_TASK DETAILS_
Output each line exactly as it appears, skipping any embedded picture.

[Dataset rows about figures]
:::
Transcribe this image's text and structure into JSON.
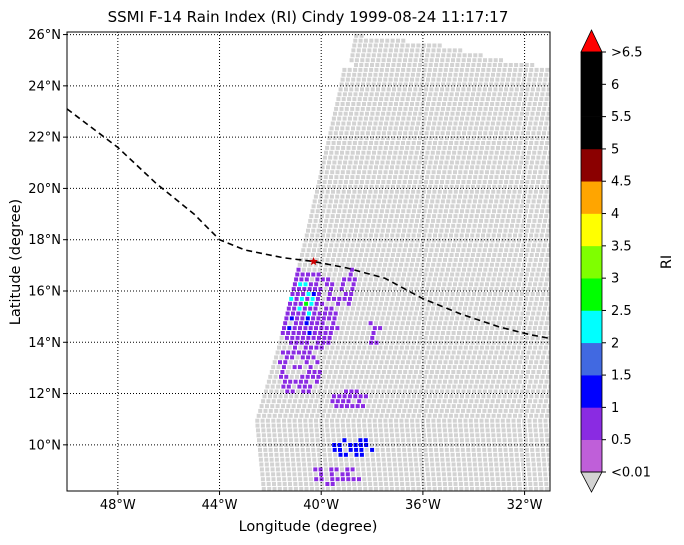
{
  "title": "SSMI F-14 Rain Index (RI) Cindy 1999-08-24 11:17:17",
  "xlabel": "Longitude (degree)",
  "ylabel": "Latitude (degree)",
  "map": {
    "lon_range": [
      -50,
      -31
    ],
    "lat_range": [
      8.2,
      26.1
    ],
    "lon_ticks": [
      {
        "value": -48,
        "label": "48°W"
      },
      {
        "value": -44,
        "label": "44°W"
      },
      {
        "value": -40,
        "label": "40°W"
      },
      {
        "value": -36,
        "label": "36°W"
      },
      {
        "value": -32,
        "label": "32°W"
      }
    ],
    "lat_ticks": [
      {
        "value": 10,
        "label": "10°N"
      },
      {
        "value": 12,
        "label": "12°N"
      },
      {
        "value": 14,
        "label": "14°N"
      },
      {
        "value": 16,
        "label": "16°N"
      },
      {
        "value": 18,
        "label": "18°N"
      },
      {
        "value": 20,
        "label": "20°N"
      },
      {
        "value": 22,
        "label": "22°N"
      },
      {
        "value": 24,
        "label": "24°N"
      },
      {
        "value": 26,
        "label": "26°N"
      }
    ],
    "gridlines": "dotted",
    "track_style": "dashed",
    "track": [
      [
        -50.0,
        23.1
      ],
      [
        -48.0,
        21.6
      ],
      [
        -46.5,
        20.2
      ],
      [
        -45.0,
        19.0
      ],
      [
        -44.0,
        18.0
      ],
      [
        -43.0,
        17.6
      ],
      [
        -41.5,
        17.3
      ],
      [
        -40.3,
        17.15
      ],
      [
        -39.0,
        16.9
      ],
      [
        -37.5,
        16.5
      ],
      [
        -36.0,
        15.7
      ],
      [
        -34.5,
        15.1
      ],
      [
        -33.0,
        14.6
      ],
      [
        -31.8,
        14.3
      ],
      [
        -31.0,
        14.15
      ]
    ],
    "center_marker": {
      "lon": -40.3,
      "lat": 17.15,
      "color": "#cc0000"
    },
    "swath": {
      "west_edge": [
        [
          -42.6,
          11.0
        ],
        [
          -41.7,
          14.0
        ],
        [
          -40.7,
          18.0
        ],
        [
          -40.0,
          21.0
        ],
        [
          -39.3,
          24.0
        ],
        [
          -38.9,
          26.1
        ]
      ],
      "east_edge": [
        [
          -31.0,
          7.5
        ],
        [
          -31.0,
          24.8
        ]
      ],
      "top_edge": [
        [
          -38.9,
          26.1
        ],
        [
          -35.5,
          25.7
        ],
        [
          -33.0,
          25.1
        ],
        [
          -31.0,
          24.8
        ]
      ],
      "no_rain_color": "#d3d3d3"
    },
    "rain_regions": [
      {
        "lon": -41.0,
        "lat": 15.5,
        "rx": 0.9,
        "ry": 1.3,
        "level": 2
      },
      {
        "lon": -40.9,
        "lat": 15.7,
        "rx": 0.6,
        "ry": 0.7,
        "level": 4
      },
      {
        "lon": -40.8,
        "lat": 15.75,
        "rx": 0.3,
        "ry": 0.3,
        "level": 5
      },
      {
        "lon": -40.6,
        "lat": 15.3,
        "rx": 1.3,
        "ry": 1.6,
        "level": 1
      },
      {
        "lon": -41.0,
        "lat": 13.0,
        "rx": 0.9,
        "ry": 1.0,
        "level": 1
      },
      {
        "lon": -39.0,
        "lat": 11.8,
        "rx": 0.8,
        "ry": 0.4,
        "level": 1
      },
      {
        "lon": -38.9,
        "lat": 10.0,
        "rx": 0.9,
        "ry": 0.4,
        "level": 2
      },
      {
        "lon": -39.5,
        "lat": 8.9,
        "rx": 1.0,
        "ry": 0.4,
        "level": 1
      },
      {
        "lon": -41.4,
        "lat": 16.9,
        "rx": 0.5,
        "ry": 0.7,
        "level": 1
      },
      {
        "lon": -39.0,
        "lat": 16.3,
        "rx": 0.3,
        "ry": 0.8,
        "level": 1
      },
      {
        "lon": -38.0,
        "lat": 14.6,
        "rx": 0.3,
        "ry": 0.6,
        "level": 1
      }
    ]
  },
  "colorbar": {
    "label": "RI",
    "tick_labels": [
      "<0.01",
      "0.5",
      "1",
      "1.5",
      "2",
      "2.5",
      "3",
      "3.5",
      "4",
      "4.5",
      "5",
      "5.5",
      "6",
      ">6.5"
    ],
    "colors": [
      "#bf5fd9",
      "#8a2be2",
      "#0000ff",
      "#4169e1",
      "#00ffff",
      "#00ff00",
      "#7fff00",
      "#ffff00",
      "#ffa500",
      "#8b0000",
      "#000000",
      "#000000",
      "#000000"
    ],
    "under_color": "#d3d3d3",
    "over_color": "#ff0000"
  }
}
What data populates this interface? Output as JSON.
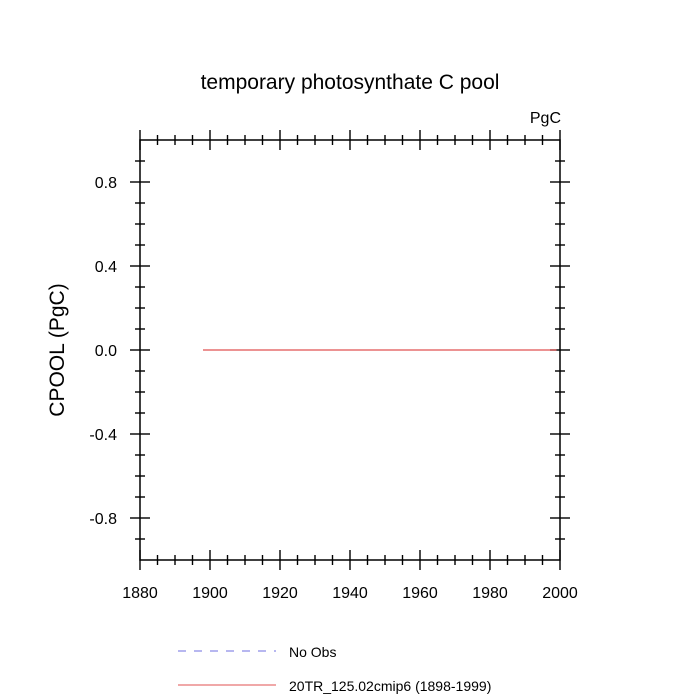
{
  "chart_data": {
    "type": "line",
    "title": "temporary photosynthate C pool",
    "units_label": "PgC",
    "xlabel": "",
    "ylabel": "CPOOL  (PgC)",
    "xlim": [
      1880,
      2000
    ],
    "ylim": [
      -1.0,
      1.0
    ],
    "x_ticks": [
      1880,
      1900,
      1920,
      1940,
      1960,
      1980,
      2000
    ],
    "x_tick_labels": [
      "1880",
      "1900",
      "1920",
      "1940",
      "1960",
      "1980",
      "2000"
    ],
    "y_ticks": [
      -0.8,
      -0.4,
      0.0,
      0.4,
      0.8
    ],
    "y_tick_labels": [
      "-0.8",
      "-0.4",
      "0.0",
      "0.4",
      "0.8"
    ],
    "grid": false,
    "legend_position": "bottom",
    "series": [
      {
        "name": "No Obs",
        "color": "#6f6fe0",
        "dash": "dashed",
        "x": [],
        "y": []
      },
      {
        "name": "20TR_125.02cmip6 (1898-1999)",
        "color": "#e05050",
        "dash": "solid",
        "x": [
          1898,
          1920,
          1940,
          1960,
          1980,
          1999
        ],
        "y": [
          0.0,
          0.0,
          0.0,
          0.0,
          0.0,
          0.0
        ]
      }
    ]
  }
}
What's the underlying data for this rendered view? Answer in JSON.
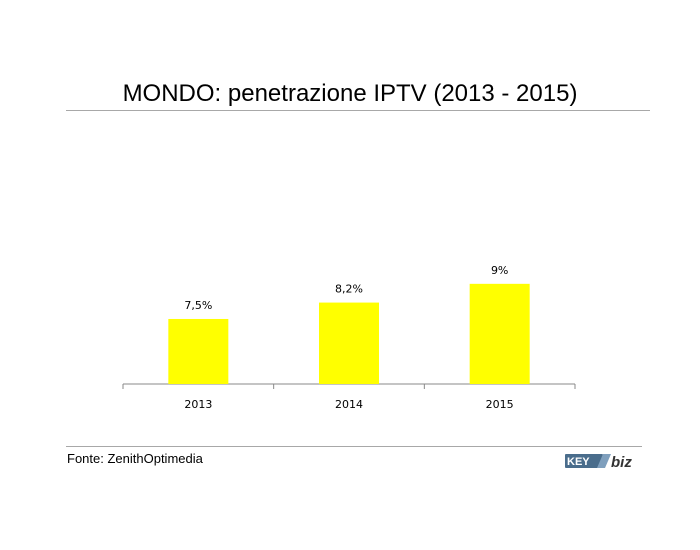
{
  "title": "MONDO: penetrazione IPTV (2013 - 2015)",
  "source": "Fonte: ZenithOptimedia",
  "logo": {
    "text_left": "KEY",
    "text_right": "biz"
  },
  "colors": {
    "bar": "#ffff00",
    "axis": "#888888",
    "rule": "#a8a8a8"
  },
  "chart_data": {
    "type": "bar",
    "categories": [
      "2013",
      "2014",
      "2015"
    ],
    "values": [
      7.5,
      8.2,
      9
    ],
    "data_labels": [
      "7,5%",
      "8,2%",
      "9%"
    ],
    "unit": "%",
    "grid": false
  }
}
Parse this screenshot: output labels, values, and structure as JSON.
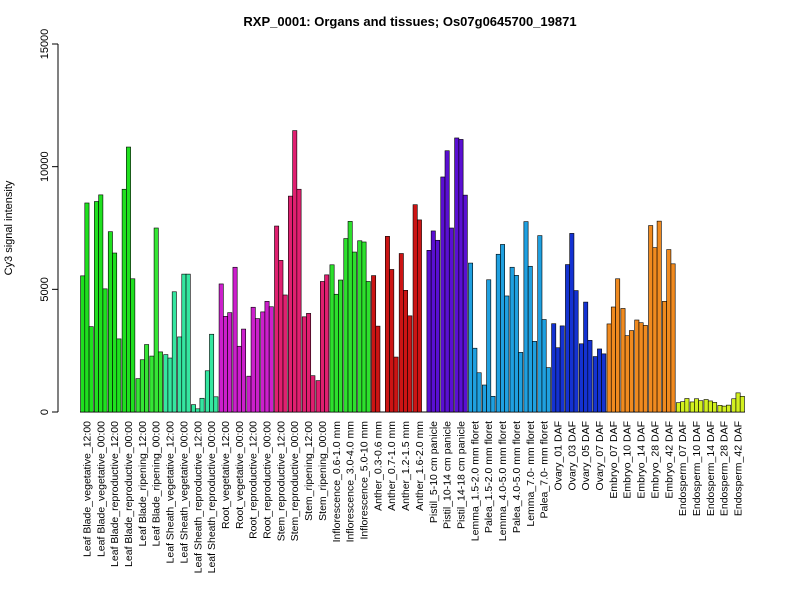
:::
_RESPONSE TO THE EXERCISE_
Transcribe this image's text and structure into JSON.
{
  "title": "SSMI F-14 Rain Index (RI) Cindy 1999-08-24 11:17:17",
  "xlabel": "Longitude (degree)",
  "ylabel": "Latitude (degree)",
  "map": {
    "lon_range": [
      -50,
      -31
    ],
    "lat_range": [
      8.2,
      26.1
    ],
    "lon_ticks": [
      {
        "value": -48,
        "label": "48°W"
      },
      {
        "value": -44,
        "label": "44°W"
      },
      {
        "value": -40,
        "label": "40°W"
      },
      {
        "value": -36,
        "label": "36°W"
      },
      {
        "value": -32,
        "label": "32°W"
      }
    ],
    "lat_ticks": [
      {
        "value": 10,
        "label": "10°N"
      },
      {
        "value": 12,
        "label": "12°N"
      },
      {
        "value": 14,
        "label": "14°N"
      },
      {
        "value": 16,
        "label": "16°N"
      },
      {
        "value": 18,
        "label": "18°N"
      },
      {
        "value": 20,
        "label": "20°N"
      },
      {
        "value": 22,
        "label": "22°N"
      },
      {
        "value": 24,
        "label": "24°N"
      },
      {
        "value": 26,
        "label": "26°N"
      }
    ],
    "gridlines": "dotted",
    "track_style": "dashed",
    "track": [
      [
        -50.0,
        23.1
      ],
      [
        -48.0,
        21.6
      ],
      [
        -46.5,
        20.2
      ],
      [
        -45.0,
        19.0
      ],
      [
        -44.0,
        18.0
      ],
      [
        -43.0,
        17.6
      ],
      [
        -41.5,
        17.3
      ],
      [
        -40.3,
        17.15
      ],
      [
        -39.0,
        16.9
      ],
      [
        -37.5,
        16.5
      ],
      [
        -36.0,
        15.7
      ],
      [
        -34.5,
        15.1
      ],
      [
        -33.0,
        14.6
      ],
      [
        -31.8,
        14.3
      ],
      [
        -31.0,
        14.15
      ]
    ],
    "center_marker": {
      "lon": -40.3,
      "lat": 17.15,
      "color": "#cc0000"
    },
    "swath": {
      "west_edge": [
        [
          -42.6,
          11.0
        ],
        [
          -41.7,
          14.0
        ],
        [
          -40.7,
          18.0
        ],
        [
          -40.0,
          21.0
        ],
        [
          -39.3,
          24.0
        ],
        [
          -38.9,
          26.1
        ]
      ],
      "east_edge": [
        [
          -31.0,
          7.5
        ],
        [
          -31.0,
          24.8
        ]
      ],
      "top_edge": [
        [
          -38.9,
          26.1
        ],
        [
          -35.5,
          25.7
        ],
        [
          -33.0,
          25.1
        ],
        [
          -31.0,
          24.8
        ]
      ],
      "no_rain_color": "#d3d3d3"
    },
    "rain_regions": [
      {
        "lon": -41.0,
        "lat": 15.5,
        "rx": 0.9,
        "ry": 1.3,
        "level": 2
      },
      {
        "lon": -40.9,
        "lat": 15.7,
        "rx": 0.6,
        "ry": 0.7,
        "level": 4
      },
      {
        "lon": -40.8,
        "lat": 15.75,
        "rx": 0.3,
        "ry": 0.3,
        "level": 5
      },
      {
        "lon": -40.6,
        "lat": 15.3,
        "rx": 1.3,
        "ry": 1.6,
        "level": 1
      },
      {
        "lon": -41.0,
        "lat": 13.0,
        "rx": 0.9,
        "ry": 1.0,
        "level": 1
      },
      {
        "lon": -39.0,
        "lat": 11.8,
        "rx": 0.8,
        "ry": 0.4,
        "level": 1
      },
      {
        "lon": -38.9,
        "lat": 10.0,
        "rx": 0.9,
        "ry": 0.4,
        "level": 2
      },
      {
        "lon": -39.5,
        "lat": 8.9,
        "rx": 1.0,
        "ry": 0.4,
        "level": 1
      },
      {
        "lon": -41.4,
        "lat": 16.9,
        "rx": 0.5,
        "ry": 0.7,
        "level": 1
      },
      {
        "lon": -39.0,
        "lat": 16.3,
        "rx": 0.3,
        "ry": 0.8,
        "level": 1
      },
      {
        "lon": -38.0,
        "lat": 14.6,
        "rx": 0.3,
        "ry": 0.6,
        "level": 1
      }
    ]
  },
  "colorbar": {
    "label": "RI",
    "tick_labels": [
      "<0.01",
      "0.5",
      "1",
      "1.5",
      "2",
      "2.5",
      "3",
      "3.5",
      "4",
      "4.5",
      "5",
      "5.5",
      "6",
      ">6.5"
    ],
    "colors": [
      "#bf5fd9",
      "#8a2be2",
      "#0000ff",
      "#4169e1",
      "#00ffff",
      "#00ff00",
      "#7fff00",
      "#ffff00",
      "#ffa500",
      "#8b0000",
      "#000000",
      "#000000",
      "#000000"
    ],
    "under_color": "#d3d3d3",
    "over_color": "#ff0000"
  }
}
What data populates this interface? Output as JSON.
{
  "chart_data": {
    "type": "line",
    "title": "temporary photosynthate C pool",
    "units_label": "PgC",
    "xlabel": "",
    "ylabel": "CPOOL  (PgC)",
    "xlim": [
      1880,
      2000
    ],
    "ylim": [
      -1.0,
      1.0
    ],
    "x_ticks": [
      1880,
      1900,
      1920,
      1940,
      1960,
      1980,
      2000
    ],
    "x_tick_labels": [
      "1880",
      "1900",
      "1920",
      "1940",
      "1960",
      "1980",
      "2000"
    ],
    "y_ticks": [
      -0.8,
      -0.4,
      0.0,
      0.4,
      0.8
    ],
    "y_tick_labels": [
      "-0.8",
      "-0.4",
      "0.0",
      "0.4",
      "0.8"
    ],
    "grid": false,
    "legend_position": "bottom",
    "series": [
      {
        "name": "No Obs",
        "color": "#6f6fe0",
        "dash": "dashed",
        "x": [],
        "y": []
      },
      {
        "name": "20TR_125.02cmip6 (1898-1999)",
        "color": "#e05050",
        "dash": "solid",
        "x": [
          1898,
          1920,
          1940,
          1960,
          1980,
          1999
        ],
        "y": [
          0.0,
          0.0,
          0.0,
          0.0,
          0.0,
          0.0
        ]
      }
    ]
  }
}
What's the underlying data for this rendered view? Answer in JSON.
{
  "title": "MONDO: penetrazione IPTV (2013 - 2015)",
  "source": "Fonte: ZenithOptimedia",
  "logo": {
    "text_left": "KEY",
    "text_right": "biz"
  },
  "colors": {
    "bar": "#ffff00",
    "axis": "#888888",
    "rule": "#a8a8a8"
  },
  "chart_data": {
    "type": "bar",
    "categories": [
      "2013",
      "2014",
      "2015"
    ],
    "values": [
      7.5,
      8.2,
      9
    ],
    "data_labels": [
      "7,5%",
      "8,2%",
      "9%"
    ],
    "unit": "%",
    "grid": false
  }
}
Parse this screenshot: output labels, values, and structure as JSON.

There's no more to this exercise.